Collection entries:
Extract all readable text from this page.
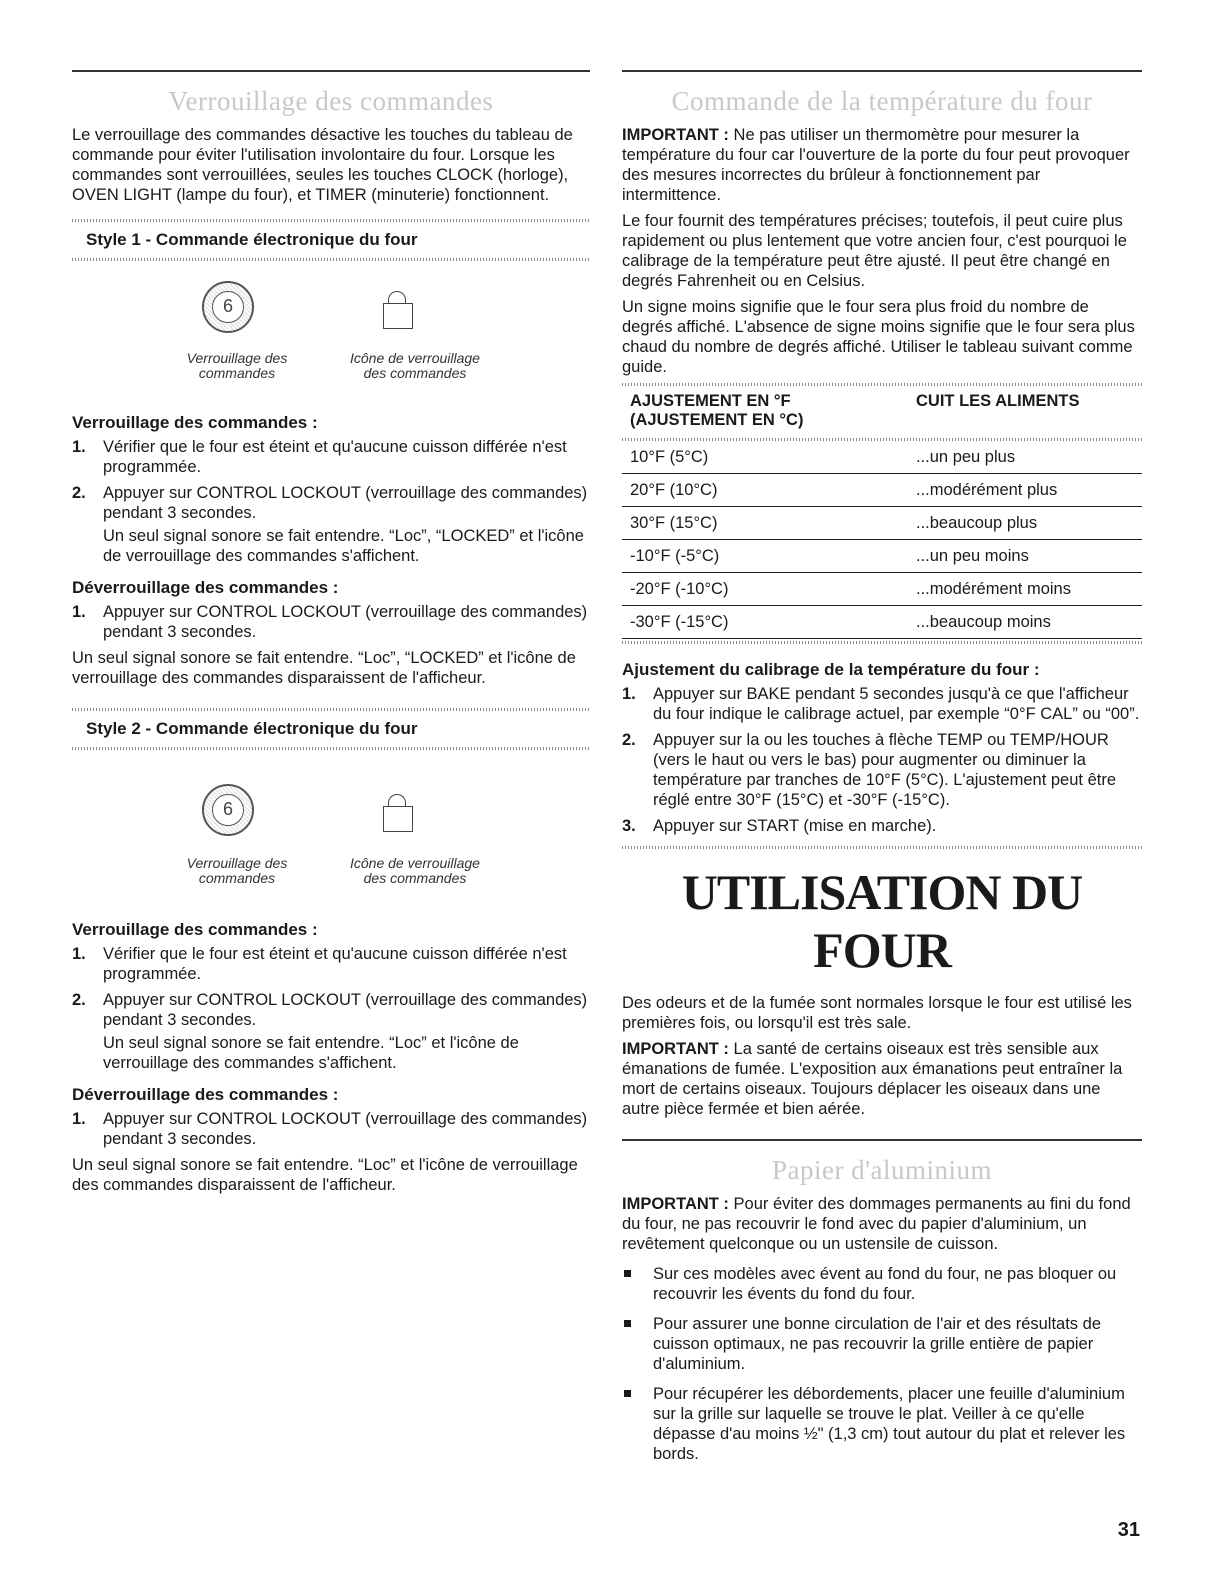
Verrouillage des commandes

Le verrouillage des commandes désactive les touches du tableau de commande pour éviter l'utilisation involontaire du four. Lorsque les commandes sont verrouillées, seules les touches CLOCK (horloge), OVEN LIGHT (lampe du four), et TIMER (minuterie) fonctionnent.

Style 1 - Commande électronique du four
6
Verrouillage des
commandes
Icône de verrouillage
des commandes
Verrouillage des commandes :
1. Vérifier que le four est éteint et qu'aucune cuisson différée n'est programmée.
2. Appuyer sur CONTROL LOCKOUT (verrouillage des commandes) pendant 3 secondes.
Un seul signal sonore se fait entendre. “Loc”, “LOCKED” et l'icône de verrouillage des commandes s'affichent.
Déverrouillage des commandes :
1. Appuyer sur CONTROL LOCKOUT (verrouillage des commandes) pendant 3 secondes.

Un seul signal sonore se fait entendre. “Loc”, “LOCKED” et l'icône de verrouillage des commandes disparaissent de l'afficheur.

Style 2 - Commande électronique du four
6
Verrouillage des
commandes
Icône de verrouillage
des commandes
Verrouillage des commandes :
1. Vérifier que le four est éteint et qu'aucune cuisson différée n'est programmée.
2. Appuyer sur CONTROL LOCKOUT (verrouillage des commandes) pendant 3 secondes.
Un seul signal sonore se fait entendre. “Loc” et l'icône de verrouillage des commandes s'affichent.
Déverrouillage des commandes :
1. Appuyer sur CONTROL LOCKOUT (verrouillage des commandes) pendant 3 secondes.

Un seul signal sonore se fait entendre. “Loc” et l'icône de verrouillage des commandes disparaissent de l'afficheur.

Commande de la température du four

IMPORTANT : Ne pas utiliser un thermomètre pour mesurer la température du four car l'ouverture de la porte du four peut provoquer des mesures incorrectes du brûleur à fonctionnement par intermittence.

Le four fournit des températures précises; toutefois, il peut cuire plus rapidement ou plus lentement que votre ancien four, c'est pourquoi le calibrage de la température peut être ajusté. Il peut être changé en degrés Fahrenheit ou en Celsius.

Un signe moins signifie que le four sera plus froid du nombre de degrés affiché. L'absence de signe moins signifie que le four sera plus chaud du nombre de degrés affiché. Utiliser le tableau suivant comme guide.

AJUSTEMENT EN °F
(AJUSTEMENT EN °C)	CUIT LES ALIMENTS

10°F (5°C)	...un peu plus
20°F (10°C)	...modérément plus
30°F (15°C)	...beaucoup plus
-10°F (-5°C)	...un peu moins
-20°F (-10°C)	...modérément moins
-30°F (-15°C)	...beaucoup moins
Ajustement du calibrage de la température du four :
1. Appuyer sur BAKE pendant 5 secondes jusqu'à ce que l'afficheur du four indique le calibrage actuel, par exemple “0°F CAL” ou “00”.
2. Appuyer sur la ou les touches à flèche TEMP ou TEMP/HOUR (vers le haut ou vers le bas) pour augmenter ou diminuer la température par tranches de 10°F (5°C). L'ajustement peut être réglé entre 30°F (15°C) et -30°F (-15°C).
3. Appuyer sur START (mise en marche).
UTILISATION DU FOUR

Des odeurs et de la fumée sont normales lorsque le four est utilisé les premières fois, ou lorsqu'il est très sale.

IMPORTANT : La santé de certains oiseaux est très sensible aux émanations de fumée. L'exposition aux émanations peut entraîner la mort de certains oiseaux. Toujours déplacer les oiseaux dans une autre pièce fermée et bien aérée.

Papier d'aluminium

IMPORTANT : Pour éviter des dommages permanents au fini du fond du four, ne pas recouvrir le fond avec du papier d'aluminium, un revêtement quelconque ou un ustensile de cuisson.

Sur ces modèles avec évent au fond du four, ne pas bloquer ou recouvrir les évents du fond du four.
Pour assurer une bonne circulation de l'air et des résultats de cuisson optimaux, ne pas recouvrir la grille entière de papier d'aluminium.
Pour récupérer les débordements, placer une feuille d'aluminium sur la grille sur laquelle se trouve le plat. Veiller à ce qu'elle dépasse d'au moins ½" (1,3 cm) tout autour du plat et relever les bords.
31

**Exercise details:**
Give the data again exactly as written, with all pictures left out.

**Task result:**
Extract all readable text from this page.
Verrouillage des commandes

Le verrouillage des commandes désactive les touches du tableau de commande pour éviter l'utilisation involontaire du four. Lorsque les commandes sont verrouillées, seules les touches CLOCK (horloge), OVEN LIGHT (lampe du four), et TIMER (minuterie) fonctionnent.

Style 1 - Commande électronique du four
6
Verrouillage des
commandes
Icône de verrouillage
des commandes
Verrouillage des commandes :
1. Vérifier que le four est éteint et qu'aucune cuisson différée n'est programmée.
2. Appuyer sur CONTROL LOCKOUT (verrouillage des commandes) pendant 3 secondes.
Un seul signal sonore se fait entendre. “Loc”, “LOCKED” et l'icône de verrouillage des commandes s'affichent.
Déverrouillage des commandes :
1. Appuyer sur CONTROL LOCKOUT (verrouillage des commandes) pendant 3 secondes.

Un seul signal sonore se fait entendre. “Loc”, “LOCKED” et l'icône de verrouillage des commandes disparaissent de l'afficheur.

Style 2 - Commande électronique du four
6
Verrouillage des
commandes
Icône de verrouillage
des commandes
Verrouillage des commandes :
1. Vérifier que le four est éteint et qu'aucune cuisson différée n'est programmée.
2. Appuyer sur CONTROL LOCKOUT (verrouillage des commandes) pendant 3 secondes.
Un seul signal sonore se fait entendre. “Loc” et l'icône de verrouillage des commandes s'affichent.
Déverrouillage des commandes :
1. Appuyer sur CONTROL LOCKOUT (verrouillage des commandes) pendant 3 secondes.

Un seul signal sonore se fait entendre. “Loc” et l'icône de verrouillage des commandes disparaissent de l'afficheur.

Commande de la température du four

IMPORTANT : Ne pas utiliser un thermomètre pour mesurer la température du four car l'ouverture de la porte du four peut provoquer des mesures incorrectes du brûleur à fonctionnement par intermittence.

Le four fournit des températures précises; toutefois, il peut cuire plus rapidement ou plus lentement que votre ancien four, c'est pourquoi le calibrage de la température peut être ajusté. Il peut être changé en degrés Fahrenheit ou en Celsius.

Un signe moins signifie que le four sera plus froid du nombre de degrés affiché. L'absence de signe moins signifie que le four sera plus chaud du nombre de degrés affiché. Utiliser le tableau suivant comme guide.

AJUSTEMENT EN °F
(AJUSTEMENT EN °C)	CUIT LES ALIMENTS

10°F (5°C)	...un peu plus
20°F (10°C)	...modérément plus
30°F (15°C)	...beaucoup plus
-10°F (-5°C)	...un peu moins
-20°F (-10°C)	...modérément moins
-30°F (-15°C)	...beaucoup moins
Ajustement du calibrage de la température du four :
1. Appuyer sur BAKE pendant 5 secondes jusqu'à ce que l'afficheur du four indique le calibrage actuel, par exemple “0°F CAL” ou “00”.
2. Appuyer sur la ou les touches à flèche TEMP ou TEMP/HOUR (vers le haut ou vers le bas) pour augmenter ou diminuer la température par tranches de 10°F (5°C). L'ajustement peut être réglé entre 30°F (15°C) et -30°F (-15°C).
3. Appuyer sur START (mise en marche).
UTILISATION DU FOUR

Des odeurs et de la fumée sont normales lorsque le four est utilisé les premières fois, ou lorsqu'il est très sale.

IMPORTANT : La santé de certains oiseaux est très sensible aux émanations de fumée. L'exposition aux émanations peut entraîner la mort de certains oiseaux. Toujours déplacer les oiseaux dans une autre pièce fermée et bien aérée.

Papier d'aluminium

IMPORTANT : Pour éviter des dommages permanents au fini du fond du four, ne pas recouvrir le fond avec du papier d'aluminium, un revêtement quelconque ou un ustensile de cuisson.

Sur ces modèles avec évent au fond du four, ne pas bloquer ou recouvrir les évents du fond du four.
Pour assurer une bonne circulation de l'air et des résultats de cuisson optimaux, ne pas recouvrir la grille entière de papier d'aluminium.
Pour récupérer les débordements, placer une feuille d'aluminium sur la grille sur laquelle se trouve le plat. Veiller à ce qu'elle dépasse d'au moins ½" (1,3 cm) tout autour du plat et relever les bords.
31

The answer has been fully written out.